» Aim:
In the listing that follows, count each line where the word "annotation" appears; write nothing but the count.

[Figure dataset records]
※ ※ ※

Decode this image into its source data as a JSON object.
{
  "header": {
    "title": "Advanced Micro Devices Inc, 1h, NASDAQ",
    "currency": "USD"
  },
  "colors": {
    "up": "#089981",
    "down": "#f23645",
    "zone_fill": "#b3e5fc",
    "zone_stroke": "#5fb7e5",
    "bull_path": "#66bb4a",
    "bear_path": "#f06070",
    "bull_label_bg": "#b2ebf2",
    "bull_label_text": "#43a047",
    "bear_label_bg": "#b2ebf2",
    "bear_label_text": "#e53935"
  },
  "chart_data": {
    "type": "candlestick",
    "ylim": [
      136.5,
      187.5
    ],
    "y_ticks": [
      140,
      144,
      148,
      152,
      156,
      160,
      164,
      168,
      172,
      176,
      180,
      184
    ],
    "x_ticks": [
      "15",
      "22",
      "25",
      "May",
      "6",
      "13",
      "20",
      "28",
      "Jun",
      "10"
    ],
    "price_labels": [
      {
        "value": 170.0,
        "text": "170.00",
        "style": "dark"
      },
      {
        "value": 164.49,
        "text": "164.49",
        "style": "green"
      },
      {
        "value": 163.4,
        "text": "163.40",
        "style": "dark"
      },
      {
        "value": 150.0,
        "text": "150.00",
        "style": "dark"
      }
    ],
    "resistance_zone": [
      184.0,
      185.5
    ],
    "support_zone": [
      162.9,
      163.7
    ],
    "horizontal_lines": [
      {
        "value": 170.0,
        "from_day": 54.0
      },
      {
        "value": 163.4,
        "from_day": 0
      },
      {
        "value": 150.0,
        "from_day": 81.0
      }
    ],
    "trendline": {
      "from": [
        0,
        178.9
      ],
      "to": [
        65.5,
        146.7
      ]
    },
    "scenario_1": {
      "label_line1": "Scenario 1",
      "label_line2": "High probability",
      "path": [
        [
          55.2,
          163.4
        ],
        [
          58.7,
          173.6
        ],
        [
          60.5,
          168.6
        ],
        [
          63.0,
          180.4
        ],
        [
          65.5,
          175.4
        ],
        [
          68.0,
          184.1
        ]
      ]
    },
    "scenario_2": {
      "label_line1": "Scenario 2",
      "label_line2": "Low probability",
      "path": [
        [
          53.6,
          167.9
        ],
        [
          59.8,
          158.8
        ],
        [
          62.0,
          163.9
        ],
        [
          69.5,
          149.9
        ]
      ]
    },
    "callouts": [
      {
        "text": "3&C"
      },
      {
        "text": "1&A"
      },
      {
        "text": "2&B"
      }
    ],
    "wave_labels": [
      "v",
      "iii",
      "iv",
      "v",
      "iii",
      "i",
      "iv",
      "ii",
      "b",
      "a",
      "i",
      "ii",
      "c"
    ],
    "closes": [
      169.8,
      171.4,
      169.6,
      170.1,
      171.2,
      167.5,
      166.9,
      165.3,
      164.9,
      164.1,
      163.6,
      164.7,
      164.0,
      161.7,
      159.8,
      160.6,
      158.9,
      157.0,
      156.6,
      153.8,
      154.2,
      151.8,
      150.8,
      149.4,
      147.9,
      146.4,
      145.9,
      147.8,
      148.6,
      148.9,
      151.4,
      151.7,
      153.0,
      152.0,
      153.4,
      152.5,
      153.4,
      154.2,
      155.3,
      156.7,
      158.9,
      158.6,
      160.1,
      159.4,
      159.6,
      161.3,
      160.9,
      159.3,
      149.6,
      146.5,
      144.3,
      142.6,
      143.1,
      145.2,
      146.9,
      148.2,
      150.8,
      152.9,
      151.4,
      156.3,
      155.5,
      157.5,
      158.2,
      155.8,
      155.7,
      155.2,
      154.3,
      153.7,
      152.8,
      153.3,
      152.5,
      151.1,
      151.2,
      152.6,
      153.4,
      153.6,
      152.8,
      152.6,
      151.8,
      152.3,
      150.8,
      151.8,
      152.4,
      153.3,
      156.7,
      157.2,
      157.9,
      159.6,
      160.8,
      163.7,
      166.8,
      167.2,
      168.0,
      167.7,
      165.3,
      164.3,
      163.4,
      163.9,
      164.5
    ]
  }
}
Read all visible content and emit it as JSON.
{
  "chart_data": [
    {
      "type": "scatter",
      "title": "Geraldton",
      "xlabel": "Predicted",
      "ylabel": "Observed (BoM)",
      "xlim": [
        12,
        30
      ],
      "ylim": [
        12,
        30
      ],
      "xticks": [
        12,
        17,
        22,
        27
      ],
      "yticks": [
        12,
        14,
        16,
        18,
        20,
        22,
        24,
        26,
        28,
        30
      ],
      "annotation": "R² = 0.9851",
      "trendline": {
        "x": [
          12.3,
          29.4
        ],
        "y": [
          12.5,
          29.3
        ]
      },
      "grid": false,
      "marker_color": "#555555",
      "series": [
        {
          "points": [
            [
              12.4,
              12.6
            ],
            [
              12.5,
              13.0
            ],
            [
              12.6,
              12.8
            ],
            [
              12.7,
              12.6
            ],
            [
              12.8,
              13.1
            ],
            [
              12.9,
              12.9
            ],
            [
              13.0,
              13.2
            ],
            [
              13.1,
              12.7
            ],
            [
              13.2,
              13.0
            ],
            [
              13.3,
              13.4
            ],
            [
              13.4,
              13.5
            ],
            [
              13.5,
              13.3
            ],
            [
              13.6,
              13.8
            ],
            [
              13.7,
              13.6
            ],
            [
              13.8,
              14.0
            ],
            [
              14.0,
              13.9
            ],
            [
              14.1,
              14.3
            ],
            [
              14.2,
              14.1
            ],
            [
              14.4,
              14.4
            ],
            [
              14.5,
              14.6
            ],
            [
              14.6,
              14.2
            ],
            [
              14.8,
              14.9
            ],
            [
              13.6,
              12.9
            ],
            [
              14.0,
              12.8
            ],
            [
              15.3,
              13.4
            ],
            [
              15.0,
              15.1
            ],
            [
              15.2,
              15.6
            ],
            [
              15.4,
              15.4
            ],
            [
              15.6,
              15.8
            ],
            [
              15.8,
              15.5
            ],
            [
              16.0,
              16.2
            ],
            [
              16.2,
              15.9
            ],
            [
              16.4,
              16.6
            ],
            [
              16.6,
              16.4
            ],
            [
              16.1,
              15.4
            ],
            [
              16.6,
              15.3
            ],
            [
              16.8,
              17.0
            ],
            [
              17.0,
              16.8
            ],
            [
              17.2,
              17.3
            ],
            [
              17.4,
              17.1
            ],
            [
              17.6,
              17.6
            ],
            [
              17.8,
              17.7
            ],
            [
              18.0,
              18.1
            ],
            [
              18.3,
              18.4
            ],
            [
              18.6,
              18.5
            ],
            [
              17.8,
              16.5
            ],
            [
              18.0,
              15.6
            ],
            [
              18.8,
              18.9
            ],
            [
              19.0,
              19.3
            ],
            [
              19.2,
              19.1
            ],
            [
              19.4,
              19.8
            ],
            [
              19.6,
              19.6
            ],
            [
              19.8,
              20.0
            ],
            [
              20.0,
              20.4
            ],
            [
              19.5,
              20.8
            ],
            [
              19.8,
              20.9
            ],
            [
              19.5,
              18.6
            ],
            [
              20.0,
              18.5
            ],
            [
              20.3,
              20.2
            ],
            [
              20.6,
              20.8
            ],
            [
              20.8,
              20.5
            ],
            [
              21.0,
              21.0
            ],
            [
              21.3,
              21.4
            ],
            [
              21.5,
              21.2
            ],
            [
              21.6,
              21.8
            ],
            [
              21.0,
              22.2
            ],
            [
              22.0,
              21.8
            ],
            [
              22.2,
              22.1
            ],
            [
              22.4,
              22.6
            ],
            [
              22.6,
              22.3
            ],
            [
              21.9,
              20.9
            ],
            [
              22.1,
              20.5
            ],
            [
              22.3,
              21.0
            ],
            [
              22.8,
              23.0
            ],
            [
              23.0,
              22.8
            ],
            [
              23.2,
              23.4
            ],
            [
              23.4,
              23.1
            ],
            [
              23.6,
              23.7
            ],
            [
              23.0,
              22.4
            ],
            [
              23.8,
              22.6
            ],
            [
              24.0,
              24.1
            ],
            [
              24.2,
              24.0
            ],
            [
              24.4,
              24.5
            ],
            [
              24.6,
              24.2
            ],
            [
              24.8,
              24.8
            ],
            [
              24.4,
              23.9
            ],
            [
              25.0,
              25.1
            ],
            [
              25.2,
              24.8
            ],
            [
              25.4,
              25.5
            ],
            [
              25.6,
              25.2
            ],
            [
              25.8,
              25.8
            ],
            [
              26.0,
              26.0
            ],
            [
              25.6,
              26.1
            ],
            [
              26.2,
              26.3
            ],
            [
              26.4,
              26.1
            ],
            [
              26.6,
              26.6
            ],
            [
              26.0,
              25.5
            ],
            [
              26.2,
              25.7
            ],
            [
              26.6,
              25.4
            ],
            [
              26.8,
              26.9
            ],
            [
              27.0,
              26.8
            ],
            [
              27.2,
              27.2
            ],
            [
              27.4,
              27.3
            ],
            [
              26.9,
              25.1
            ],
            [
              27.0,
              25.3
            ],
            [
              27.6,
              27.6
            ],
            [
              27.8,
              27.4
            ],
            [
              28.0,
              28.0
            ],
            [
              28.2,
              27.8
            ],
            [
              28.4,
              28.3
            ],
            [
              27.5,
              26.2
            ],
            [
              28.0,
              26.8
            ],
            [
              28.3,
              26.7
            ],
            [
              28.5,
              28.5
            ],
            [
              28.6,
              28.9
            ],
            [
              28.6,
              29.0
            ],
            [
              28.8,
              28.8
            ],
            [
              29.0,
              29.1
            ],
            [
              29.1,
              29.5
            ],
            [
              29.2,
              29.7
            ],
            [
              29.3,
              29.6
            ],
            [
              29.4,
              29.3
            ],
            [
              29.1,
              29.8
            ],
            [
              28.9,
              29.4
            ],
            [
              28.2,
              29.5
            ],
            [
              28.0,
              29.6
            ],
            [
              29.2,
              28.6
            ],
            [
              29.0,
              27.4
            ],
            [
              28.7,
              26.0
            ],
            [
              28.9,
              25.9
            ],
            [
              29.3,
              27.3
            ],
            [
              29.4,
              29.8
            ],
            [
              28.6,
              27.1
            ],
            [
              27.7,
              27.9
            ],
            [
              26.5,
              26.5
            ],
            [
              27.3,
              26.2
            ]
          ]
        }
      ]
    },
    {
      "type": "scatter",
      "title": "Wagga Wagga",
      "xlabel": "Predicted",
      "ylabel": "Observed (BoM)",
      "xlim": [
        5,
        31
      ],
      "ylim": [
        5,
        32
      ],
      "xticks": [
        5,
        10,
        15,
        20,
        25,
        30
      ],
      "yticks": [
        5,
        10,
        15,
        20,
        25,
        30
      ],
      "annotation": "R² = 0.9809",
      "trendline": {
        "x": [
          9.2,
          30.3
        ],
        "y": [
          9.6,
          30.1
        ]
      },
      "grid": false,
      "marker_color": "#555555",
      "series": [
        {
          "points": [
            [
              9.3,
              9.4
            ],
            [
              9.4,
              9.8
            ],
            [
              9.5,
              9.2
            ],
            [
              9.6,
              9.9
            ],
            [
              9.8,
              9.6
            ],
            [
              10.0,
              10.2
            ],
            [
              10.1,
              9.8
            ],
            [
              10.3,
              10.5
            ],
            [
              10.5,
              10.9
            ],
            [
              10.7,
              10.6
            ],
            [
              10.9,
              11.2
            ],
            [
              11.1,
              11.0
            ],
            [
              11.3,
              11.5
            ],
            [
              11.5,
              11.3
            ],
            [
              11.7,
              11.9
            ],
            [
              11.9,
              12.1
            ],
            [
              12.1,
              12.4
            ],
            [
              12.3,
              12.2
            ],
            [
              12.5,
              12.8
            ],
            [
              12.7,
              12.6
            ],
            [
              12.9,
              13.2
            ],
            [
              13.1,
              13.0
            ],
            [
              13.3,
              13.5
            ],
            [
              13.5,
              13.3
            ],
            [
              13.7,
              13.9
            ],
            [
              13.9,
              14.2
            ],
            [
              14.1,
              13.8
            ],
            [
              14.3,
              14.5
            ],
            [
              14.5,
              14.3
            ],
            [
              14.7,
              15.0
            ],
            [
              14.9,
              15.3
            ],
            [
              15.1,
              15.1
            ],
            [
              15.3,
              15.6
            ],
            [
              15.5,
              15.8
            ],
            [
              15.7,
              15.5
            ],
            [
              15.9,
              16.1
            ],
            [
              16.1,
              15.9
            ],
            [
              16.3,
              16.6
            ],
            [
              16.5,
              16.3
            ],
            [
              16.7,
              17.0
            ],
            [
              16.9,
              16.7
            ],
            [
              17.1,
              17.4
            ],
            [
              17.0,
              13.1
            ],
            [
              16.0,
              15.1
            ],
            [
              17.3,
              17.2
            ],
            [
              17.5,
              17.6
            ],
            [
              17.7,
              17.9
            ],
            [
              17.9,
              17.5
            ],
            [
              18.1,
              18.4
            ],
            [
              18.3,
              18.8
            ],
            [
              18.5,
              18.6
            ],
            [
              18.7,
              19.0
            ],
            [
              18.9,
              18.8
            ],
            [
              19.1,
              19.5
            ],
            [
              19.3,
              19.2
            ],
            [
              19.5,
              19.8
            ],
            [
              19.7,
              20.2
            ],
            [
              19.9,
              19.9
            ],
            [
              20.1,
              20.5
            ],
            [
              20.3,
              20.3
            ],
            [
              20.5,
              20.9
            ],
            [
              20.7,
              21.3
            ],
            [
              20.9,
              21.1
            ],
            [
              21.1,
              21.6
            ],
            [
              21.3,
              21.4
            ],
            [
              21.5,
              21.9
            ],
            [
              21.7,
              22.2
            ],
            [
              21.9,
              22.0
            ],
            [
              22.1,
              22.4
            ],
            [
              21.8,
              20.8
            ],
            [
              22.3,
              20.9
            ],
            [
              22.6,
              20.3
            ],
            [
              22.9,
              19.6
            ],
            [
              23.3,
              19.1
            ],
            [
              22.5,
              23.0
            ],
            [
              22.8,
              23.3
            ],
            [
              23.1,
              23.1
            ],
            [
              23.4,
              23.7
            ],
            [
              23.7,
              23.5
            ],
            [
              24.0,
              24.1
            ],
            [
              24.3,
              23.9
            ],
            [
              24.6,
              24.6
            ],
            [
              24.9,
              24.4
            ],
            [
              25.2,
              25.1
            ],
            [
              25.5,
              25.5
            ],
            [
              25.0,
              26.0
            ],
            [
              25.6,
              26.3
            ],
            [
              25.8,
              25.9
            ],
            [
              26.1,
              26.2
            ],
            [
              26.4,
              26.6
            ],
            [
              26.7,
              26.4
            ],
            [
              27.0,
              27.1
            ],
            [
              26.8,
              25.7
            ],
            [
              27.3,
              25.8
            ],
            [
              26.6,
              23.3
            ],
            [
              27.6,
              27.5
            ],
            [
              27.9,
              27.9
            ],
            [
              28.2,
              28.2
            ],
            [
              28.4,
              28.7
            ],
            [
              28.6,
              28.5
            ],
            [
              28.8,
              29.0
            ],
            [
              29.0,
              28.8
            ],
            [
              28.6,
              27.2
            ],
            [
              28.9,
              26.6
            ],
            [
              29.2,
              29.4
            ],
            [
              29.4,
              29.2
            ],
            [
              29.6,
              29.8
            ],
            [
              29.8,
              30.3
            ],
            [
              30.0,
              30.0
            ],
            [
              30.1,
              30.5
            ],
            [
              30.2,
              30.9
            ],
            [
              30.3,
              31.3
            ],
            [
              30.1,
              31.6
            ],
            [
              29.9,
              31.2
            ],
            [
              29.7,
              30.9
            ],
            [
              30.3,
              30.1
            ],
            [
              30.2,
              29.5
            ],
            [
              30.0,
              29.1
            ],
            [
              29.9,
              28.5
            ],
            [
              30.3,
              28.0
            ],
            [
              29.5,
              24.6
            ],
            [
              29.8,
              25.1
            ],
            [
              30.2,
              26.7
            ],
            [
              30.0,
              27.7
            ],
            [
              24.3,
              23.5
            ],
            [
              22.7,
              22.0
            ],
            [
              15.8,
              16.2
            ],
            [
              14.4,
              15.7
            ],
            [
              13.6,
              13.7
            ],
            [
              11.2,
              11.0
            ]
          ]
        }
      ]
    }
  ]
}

※ ※ ※

» Correct answer:
2